INSTRUCTIONS TO FOLLOW – Give a verbatim quotation of every record.

(Source records)
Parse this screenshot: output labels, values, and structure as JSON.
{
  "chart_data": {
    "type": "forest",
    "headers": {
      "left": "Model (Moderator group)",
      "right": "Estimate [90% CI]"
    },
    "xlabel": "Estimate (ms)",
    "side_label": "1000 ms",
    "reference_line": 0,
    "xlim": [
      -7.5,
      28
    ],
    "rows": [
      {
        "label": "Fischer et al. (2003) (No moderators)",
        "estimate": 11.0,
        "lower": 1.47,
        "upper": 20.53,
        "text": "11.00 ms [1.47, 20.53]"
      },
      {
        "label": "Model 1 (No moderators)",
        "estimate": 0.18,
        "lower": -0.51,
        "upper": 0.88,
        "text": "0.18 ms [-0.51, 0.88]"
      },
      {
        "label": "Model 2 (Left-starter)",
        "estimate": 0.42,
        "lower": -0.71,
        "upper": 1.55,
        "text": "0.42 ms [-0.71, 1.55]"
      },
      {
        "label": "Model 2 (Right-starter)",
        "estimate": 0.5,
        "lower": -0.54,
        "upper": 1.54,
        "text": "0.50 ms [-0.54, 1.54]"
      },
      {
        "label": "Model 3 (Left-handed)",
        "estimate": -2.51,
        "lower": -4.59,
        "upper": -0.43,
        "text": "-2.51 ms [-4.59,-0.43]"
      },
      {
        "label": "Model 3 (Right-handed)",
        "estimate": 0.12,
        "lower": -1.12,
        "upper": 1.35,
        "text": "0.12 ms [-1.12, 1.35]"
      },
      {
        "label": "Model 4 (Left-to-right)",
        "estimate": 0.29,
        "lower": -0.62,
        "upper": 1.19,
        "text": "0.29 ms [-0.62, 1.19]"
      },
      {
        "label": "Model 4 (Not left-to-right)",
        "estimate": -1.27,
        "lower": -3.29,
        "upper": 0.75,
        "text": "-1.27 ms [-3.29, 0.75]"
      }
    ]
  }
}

SOLUTION TO THE EXERCISE –
Parse this screenshot: output labels, values, and structure as JSON.
{
  "chart_data": {
    "type": "forest",
    "headers": {
      "left": "Model (Moderator group)",
      "right": "Estimate [90% CI]"
    },
    "xlabel": "Estimate (ms)",
    "side_label": "1000 ms",
    "reference_line": 0,
    "xlim": [
      -7.5,
      28
    ],
    "rows": [
      {
        "label": "Fischer et al. (2003) (No moderators)",
        "estimate": 11.0,
        "lower": 1.47,
        "upper": 20.53,
        "text": "11.00 ms [1.47, 20.53]"
      },
      {
        "label": "Model 1 (No moderators)",
        "estimate": 0.18,
        "lower": -0.51,
        "upper": 0.88,
        "text": "0.18 ms [-0.51, 0.88]"
      },
      {
        "label": "Model 2 (Left-starter)",
        "estimate": 0.42,
        "lower": -0.71,
        "upper": 1.55,
        "text": "0.42 ms [-0.71, 1.55]"
      },
      {
        "label": "Model 2 (Right-starter)",
        "estimate": 0.5,
        "lower": -0.54,
        "upper": 1.54,
        "text": "0.50 ms [-0.54, 1.54]"
      },
      {
        "label": "Model 3 (Left-handed)",
        "estimate": -2.51,
        "lower": -4.59,
        "upper": -0.43,
        "text": "-2.51 ms [-4.59,-0.43]"
      },
      {
        "label": "Model 3 (Right-handed)",
        "estimate": 0.12,
        "lower": -1.12,
        "upper": 1.35,
        "text": "0.12 ms [-1.12, 1.35]"
      },
      {
        "label": "Model 4 (Left-to-right)",
        "estimate": 0.29,
        "lower": -0.62,
        "upper": 1.19,
        "text": "0.29 ms [-0.62, 1.19]"
      },
      {
        "label": "Model 4 (Not left-to-right)",
        "estimate": -1.27,
        "lower": -3.29,
        "upper": 0.75,
        "text": "-1.27 ms [-3.29, 0.75]"
      }
    ]
  }
}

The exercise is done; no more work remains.